[Data entries]
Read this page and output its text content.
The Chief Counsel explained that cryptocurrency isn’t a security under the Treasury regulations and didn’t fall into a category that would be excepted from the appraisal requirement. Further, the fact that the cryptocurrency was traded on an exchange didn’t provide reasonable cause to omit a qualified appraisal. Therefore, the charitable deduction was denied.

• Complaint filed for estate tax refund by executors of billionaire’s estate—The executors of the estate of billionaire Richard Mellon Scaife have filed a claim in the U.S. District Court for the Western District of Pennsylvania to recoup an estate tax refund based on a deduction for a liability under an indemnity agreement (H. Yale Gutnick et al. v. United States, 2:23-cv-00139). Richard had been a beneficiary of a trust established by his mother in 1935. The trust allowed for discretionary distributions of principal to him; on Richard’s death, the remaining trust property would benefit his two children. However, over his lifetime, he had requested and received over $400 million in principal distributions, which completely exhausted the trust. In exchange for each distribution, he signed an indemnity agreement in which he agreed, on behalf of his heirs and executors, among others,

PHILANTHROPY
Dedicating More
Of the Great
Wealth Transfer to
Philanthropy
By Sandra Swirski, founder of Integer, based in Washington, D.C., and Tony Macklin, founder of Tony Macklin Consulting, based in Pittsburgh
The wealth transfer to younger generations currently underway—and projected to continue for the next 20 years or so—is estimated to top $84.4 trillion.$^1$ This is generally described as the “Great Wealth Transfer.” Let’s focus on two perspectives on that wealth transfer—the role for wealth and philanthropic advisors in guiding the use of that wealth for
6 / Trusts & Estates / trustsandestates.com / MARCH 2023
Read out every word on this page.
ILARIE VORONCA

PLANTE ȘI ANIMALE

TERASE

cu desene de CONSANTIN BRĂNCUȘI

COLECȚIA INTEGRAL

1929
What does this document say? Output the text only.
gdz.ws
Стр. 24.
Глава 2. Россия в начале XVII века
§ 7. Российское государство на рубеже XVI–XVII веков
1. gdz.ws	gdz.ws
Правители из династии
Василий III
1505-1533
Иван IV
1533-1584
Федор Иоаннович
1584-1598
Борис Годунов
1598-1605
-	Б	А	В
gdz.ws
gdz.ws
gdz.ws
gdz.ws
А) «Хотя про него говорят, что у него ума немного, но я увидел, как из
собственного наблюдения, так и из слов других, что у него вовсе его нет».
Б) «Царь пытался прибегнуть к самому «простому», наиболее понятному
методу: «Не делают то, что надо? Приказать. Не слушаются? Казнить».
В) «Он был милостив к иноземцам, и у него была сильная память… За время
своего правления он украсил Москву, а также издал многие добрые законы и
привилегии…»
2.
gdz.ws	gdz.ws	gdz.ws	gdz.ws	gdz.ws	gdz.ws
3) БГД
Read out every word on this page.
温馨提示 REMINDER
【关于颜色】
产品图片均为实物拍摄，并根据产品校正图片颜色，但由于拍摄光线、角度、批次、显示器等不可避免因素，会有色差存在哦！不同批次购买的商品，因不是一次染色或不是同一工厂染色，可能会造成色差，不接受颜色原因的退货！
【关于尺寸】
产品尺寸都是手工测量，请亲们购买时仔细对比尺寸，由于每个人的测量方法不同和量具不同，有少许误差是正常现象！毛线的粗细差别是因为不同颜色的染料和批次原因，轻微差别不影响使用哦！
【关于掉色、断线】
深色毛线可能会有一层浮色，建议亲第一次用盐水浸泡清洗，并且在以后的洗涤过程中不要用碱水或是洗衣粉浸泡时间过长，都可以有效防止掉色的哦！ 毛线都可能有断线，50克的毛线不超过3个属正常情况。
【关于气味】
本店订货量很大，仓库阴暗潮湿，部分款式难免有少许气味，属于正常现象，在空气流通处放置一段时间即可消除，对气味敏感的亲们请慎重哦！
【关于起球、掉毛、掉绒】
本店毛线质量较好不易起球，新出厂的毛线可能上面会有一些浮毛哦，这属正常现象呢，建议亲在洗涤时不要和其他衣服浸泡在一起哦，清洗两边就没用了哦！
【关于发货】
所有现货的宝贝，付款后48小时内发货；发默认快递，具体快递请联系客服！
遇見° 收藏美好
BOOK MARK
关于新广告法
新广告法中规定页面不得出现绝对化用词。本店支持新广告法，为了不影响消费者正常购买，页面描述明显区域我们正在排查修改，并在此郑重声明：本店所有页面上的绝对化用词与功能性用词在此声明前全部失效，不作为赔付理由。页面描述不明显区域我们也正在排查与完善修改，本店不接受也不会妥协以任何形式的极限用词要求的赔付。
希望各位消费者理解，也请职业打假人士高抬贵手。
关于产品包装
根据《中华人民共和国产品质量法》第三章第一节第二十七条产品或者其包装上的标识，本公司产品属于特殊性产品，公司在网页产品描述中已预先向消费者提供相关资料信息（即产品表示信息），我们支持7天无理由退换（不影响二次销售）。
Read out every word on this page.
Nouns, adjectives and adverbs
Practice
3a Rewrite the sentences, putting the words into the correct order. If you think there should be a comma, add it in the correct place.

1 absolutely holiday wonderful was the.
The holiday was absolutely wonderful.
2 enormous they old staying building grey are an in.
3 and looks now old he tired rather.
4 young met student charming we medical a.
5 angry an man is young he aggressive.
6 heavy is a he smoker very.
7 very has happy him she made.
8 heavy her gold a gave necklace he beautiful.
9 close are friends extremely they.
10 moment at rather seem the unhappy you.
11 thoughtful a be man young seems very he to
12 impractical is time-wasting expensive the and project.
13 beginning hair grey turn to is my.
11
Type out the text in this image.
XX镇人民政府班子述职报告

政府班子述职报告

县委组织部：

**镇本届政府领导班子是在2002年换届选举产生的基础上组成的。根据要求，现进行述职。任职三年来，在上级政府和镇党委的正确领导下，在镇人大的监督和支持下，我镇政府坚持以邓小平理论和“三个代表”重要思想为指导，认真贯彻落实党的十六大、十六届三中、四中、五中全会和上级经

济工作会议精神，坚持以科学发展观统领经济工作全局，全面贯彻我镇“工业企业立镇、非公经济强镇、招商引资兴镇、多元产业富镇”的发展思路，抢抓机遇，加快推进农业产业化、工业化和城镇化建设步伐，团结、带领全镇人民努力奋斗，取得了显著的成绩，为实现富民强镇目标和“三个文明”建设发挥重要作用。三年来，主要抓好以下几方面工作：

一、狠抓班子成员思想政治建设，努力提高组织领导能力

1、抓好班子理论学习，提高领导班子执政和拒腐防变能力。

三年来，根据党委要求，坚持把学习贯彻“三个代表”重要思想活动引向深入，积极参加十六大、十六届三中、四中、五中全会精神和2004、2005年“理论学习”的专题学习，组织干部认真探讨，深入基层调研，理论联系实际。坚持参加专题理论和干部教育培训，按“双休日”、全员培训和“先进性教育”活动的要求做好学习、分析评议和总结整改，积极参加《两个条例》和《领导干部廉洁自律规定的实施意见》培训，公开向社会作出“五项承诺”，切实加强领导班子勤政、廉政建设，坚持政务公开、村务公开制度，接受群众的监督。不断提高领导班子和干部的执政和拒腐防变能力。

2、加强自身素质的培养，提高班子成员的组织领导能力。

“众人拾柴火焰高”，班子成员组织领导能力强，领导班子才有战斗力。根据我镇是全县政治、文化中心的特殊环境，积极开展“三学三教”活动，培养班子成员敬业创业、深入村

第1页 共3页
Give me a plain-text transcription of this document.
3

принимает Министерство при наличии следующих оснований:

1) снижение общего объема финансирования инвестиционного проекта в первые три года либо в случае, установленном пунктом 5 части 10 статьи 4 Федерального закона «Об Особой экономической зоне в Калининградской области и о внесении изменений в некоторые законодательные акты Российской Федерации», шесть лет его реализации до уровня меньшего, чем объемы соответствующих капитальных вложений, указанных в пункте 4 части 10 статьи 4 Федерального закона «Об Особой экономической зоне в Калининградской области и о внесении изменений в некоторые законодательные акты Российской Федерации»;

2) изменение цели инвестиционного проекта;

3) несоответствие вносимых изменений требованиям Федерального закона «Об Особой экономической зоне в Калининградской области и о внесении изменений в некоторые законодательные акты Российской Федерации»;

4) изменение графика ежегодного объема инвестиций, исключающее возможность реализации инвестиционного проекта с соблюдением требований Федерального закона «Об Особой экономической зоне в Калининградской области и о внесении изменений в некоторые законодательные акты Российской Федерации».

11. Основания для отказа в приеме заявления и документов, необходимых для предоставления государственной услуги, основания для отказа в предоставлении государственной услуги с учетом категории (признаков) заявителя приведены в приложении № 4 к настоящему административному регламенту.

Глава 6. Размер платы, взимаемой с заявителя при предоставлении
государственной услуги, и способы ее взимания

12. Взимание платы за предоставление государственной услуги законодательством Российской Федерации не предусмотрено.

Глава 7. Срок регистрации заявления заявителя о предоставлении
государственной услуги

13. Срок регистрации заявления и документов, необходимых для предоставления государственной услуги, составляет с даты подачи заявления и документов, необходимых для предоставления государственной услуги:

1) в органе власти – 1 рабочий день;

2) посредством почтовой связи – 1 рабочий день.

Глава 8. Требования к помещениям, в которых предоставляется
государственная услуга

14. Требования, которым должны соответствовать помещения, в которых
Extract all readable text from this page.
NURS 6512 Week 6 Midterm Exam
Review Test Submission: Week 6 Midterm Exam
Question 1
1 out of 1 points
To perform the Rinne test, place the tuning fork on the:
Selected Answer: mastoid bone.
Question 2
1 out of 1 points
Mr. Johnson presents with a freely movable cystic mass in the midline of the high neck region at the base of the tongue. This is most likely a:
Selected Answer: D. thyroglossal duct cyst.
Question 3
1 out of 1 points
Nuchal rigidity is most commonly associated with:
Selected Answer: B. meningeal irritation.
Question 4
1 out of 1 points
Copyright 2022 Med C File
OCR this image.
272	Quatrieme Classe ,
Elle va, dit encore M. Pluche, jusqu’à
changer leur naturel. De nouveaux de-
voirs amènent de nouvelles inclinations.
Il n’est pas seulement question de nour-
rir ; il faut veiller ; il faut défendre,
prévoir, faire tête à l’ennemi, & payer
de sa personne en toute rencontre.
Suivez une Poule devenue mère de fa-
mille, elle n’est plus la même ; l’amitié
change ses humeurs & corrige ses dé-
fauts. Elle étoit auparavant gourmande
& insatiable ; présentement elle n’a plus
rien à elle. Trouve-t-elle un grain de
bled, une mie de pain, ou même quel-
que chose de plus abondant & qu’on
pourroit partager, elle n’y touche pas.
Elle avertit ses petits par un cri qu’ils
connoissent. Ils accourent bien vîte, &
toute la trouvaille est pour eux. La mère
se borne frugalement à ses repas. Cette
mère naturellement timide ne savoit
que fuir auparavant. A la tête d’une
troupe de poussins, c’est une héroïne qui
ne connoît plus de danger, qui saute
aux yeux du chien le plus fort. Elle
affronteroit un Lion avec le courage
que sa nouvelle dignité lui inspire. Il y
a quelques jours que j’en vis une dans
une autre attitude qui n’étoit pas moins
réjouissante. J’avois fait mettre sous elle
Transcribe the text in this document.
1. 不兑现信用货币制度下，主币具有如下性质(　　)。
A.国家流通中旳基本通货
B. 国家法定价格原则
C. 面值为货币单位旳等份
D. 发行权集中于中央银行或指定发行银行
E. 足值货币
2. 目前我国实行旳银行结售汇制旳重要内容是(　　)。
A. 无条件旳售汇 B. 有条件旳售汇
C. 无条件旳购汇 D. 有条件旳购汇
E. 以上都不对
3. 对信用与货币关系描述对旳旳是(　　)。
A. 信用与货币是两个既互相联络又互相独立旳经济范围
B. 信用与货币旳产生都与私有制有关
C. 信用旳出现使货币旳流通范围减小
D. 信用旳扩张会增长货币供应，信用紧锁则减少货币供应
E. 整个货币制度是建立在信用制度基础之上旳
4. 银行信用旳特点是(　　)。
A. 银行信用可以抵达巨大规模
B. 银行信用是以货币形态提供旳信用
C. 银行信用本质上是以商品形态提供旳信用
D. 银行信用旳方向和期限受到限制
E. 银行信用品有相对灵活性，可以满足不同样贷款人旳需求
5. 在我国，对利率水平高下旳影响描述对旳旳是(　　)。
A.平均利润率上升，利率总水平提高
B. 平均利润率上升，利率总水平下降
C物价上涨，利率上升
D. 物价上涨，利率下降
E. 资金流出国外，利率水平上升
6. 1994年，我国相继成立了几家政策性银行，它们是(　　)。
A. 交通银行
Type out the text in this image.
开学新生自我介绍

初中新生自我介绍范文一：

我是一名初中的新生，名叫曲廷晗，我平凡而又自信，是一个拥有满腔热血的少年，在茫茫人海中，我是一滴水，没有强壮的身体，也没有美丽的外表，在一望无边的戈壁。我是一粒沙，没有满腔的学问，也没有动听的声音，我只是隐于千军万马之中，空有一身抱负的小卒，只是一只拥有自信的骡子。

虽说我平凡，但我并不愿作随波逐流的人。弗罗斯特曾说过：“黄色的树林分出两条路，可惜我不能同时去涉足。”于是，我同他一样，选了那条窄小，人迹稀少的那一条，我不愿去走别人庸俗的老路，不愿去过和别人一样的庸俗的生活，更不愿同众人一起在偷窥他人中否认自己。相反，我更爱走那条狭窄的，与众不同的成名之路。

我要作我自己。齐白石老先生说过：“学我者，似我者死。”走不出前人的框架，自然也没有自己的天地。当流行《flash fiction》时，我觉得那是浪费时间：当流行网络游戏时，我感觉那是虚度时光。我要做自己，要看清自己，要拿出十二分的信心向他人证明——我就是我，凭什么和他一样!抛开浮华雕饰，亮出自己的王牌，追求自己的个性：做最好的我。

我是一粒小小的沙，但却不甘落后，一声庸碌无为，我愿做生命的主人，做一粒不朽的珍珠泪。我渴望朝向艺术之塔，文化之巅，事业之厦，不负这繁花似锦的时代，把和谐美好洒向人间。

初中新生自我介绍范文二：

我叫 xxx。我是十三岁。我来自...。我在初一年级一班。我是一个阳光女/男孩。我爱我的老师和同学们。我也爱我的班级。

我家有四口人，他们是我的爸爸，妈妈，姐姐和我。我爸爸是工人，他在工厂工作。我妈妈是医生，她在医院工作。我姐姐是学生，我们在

Exercise:
Copy every line above that includes the string "Срок".

Task output:
Глава 7. Срок регистрации заявления заявителя о предоставлении
13. Срок регистрации заявления и документов, необходимых для предоставления государственной услуги, составляет с даты подачи заявления и документов, необходимых для предоставления государственной услуги:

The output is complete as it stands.